:: TASK MATERIAL ::
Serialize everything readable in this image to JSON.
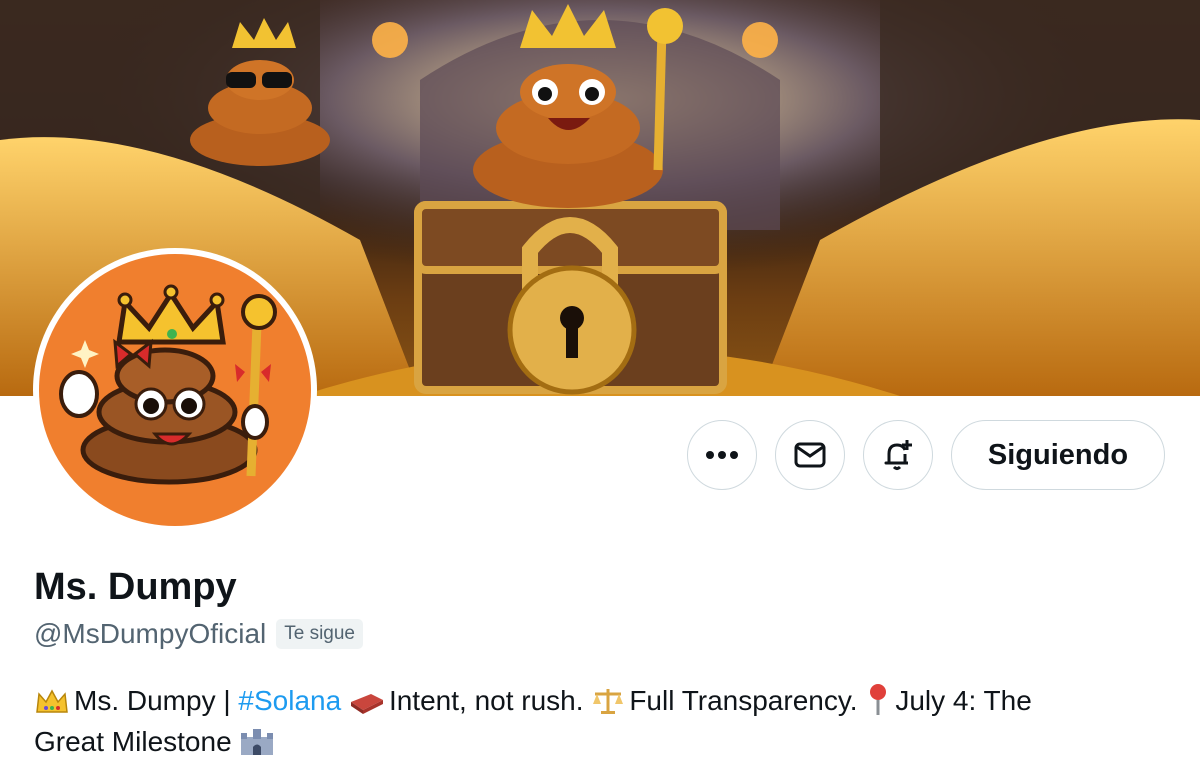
{
  "profile": {
    "display_name": "Ms. Dumpy",
    "handle": "@MsDumpyOficial",
    "follows_you_badge": "Te sigue",
    "bio": {
      "part1": "Ms. Dumpy | ",
      "hashtag": "#Solana",
      "part2": "Intent, not rush.",
      "part3": "Full Transparency.",
      "part4": "July 4: The",
      "part5": "Great Milestone"
    }
  },
  "actions": {
    "follow_button": "Siguiendo"
  },
  "icons": [
    "more-icon",
    "message-icon",
    "notification-bell-icon",
    "crown-emoji",
    "brick-emoji",
    "scales-emoji",
    "pin-emoji",
    "castle-emoji"
  ],
  "colors": {
    "hashtag": "#1d9bf0",
    "avatar_bg": "#f07f2e",
    "muted_text": "#536471"
  }
}
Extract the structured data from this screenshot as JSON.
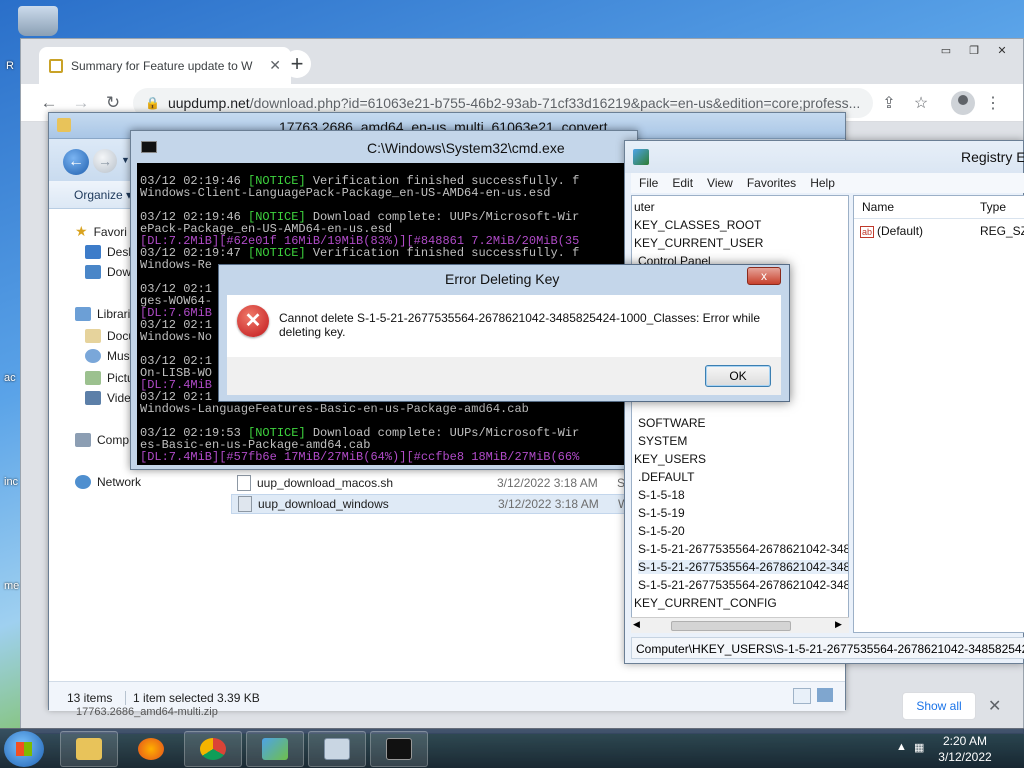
{
  "desktop": {
    "edge_labels": [
      "R",
      "ac",
      "inc",
      "me"
    ]
  },
  "chrome": {
    "tab_title": "Summary for Feature update to W",
    "new_tab_label": "+",
    "url_host": "uupdump.net",
    "url_path": "/download.php?id=61063e21-b755-46b2-93ab-71cf33d16219&pack=en-us&edition=core;profess..."
  },
  "explorer": {
    "title": "17763.2686_amd64_en-us_multi_61063e21_convert",
    "organize_label": "Organize ▾",
    "nav": [
      "Favori",
      "Desk",
      "Dow",
      "Librari",
      "Docu",
      "Mus",
      "Pictu",
      "Vide",
      "Comp",
      "Network"
    ],
    "files": [
      {
        "name": "uup_download_macos.sh",
        "date": "3/12/2022 3:18 AM",
        "type": "SH"
      },
      {
        "name": "uup_download_windows",
        "date": "3/12/2022 3:18 AM",
        "type": "W"
      }
    ],
    "status_count": "13 items",
    "status_selected": "1 item selected  3.39 KB",
    "zip_name": "17763.2686_amd64-multi.zip"
  },
  "cmd": {
    "title": "C:\\Windows\\System32\\cmd.exe",
    "lines": [
      "03/12 02:19:46 [NOTICE] Verification finished successfully. f",
      "Windows-Client-LanguagePack-Package_en-US-AMD64-en-us.esd",
      "",
      "03/12 02:19:46 [NOTICE] Download complete: UUPs/Microsoft-Wir",
      "ePack-Package_en-US-AMD64-en-us.esd",
      "[DL:7.2MiB][#62e01f 16MiB/19MiB(83%)][#848861 7.2MiB/20MiB(35",
      "03/12 02:19:47 [NOTICE] Verification finished successfully. f",
      "Windows-Re",
      "",
      "03/12 02:1",
      "ges-WOW64-",
      "[DL:7.6MiB",
      "03/12 02:1",
      "Windows-No",
      "",
      "03/12 02:1",
      "On-LISB-WO",
      "[DL:7.4MiB",
      "03/12 02:1",
      "Windows-LanguageFeatures-Basic-en-us-Package-amd64.cab",
      "",
      "03/12 02:19:53 [NOTICE] Download complete: UUPs/Microsoft-Wir",
      "es-Basic-en-us-Package-amd64.cab",
      "[DL:7.4MiB][#57fb6e 17MiB/27MiB(64%)][#ccfbe8 18MiB/27MiB(66%"
    ]
  },
  "regedit": {
    "title": "Registry E",
    "menu": [
      "File",
      "Edit",
      "View",
      "Favorites",
      "Help"
    ],
    "tree": [
      "uter",
      "KEY_CLASSES_ROOT",
      "KEY_CURRENT_USER",
      "Control Panel",
      "SOFTWARE",
      "SYSTEM",
      "KEY_USERS",
      ".DEFAULT",
      "S-1-5-18",
      "S-1-5-19",
      "S-1-5-20",
      "S-1-5-21-2677535564-2678621042-34858",
      "S-1-5-21-2677535564-2678621042-34858",
      "S-1-5-21-2677535564-2678621042-34858",
      "KEY_CURRENT_CONFIG"
    ],
    "col_name": "Name",
    "col_type": "Type",
    "value_name": "(Default)",
    "value_type": "REG_SZ",
    "status_path": "Computer\\HKEY_USERS\\S-1-5-21-2677535564-2678621042-3485825424-1000"
  },
  "dialog": {
    "title": "Error Deleting Key",
    "message": "Cannot delete S-1-5-21-2677535564-2678621042-3485825424-1000_Classes:  Error while deleting key.",
    "ok_label": "OK",
    "close_label": "x"
  },
  "download_bar": {
    "show_all_label": "Show all",
    "close_label": "✕"
  },
  "taskbar": {
    "time": "2:20 AM",
    "date": "3/12/2022"
  },
  "colors": {
    "console_notice": "#3ed43e",
    "console_progress": "#b04bc8",
    "dialog_error": "#c0161b"
  }
}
:::
**WHAT TO PRODUCE**.
From the entries above, pull out each line that includes "message".

**EXERCISE SOLUTION**.
    "message-icon",
    "message": "Cannot delete S-1-5-21-2677535564-2678621042-3485825424-1000_Classes:  Error while deleting key.",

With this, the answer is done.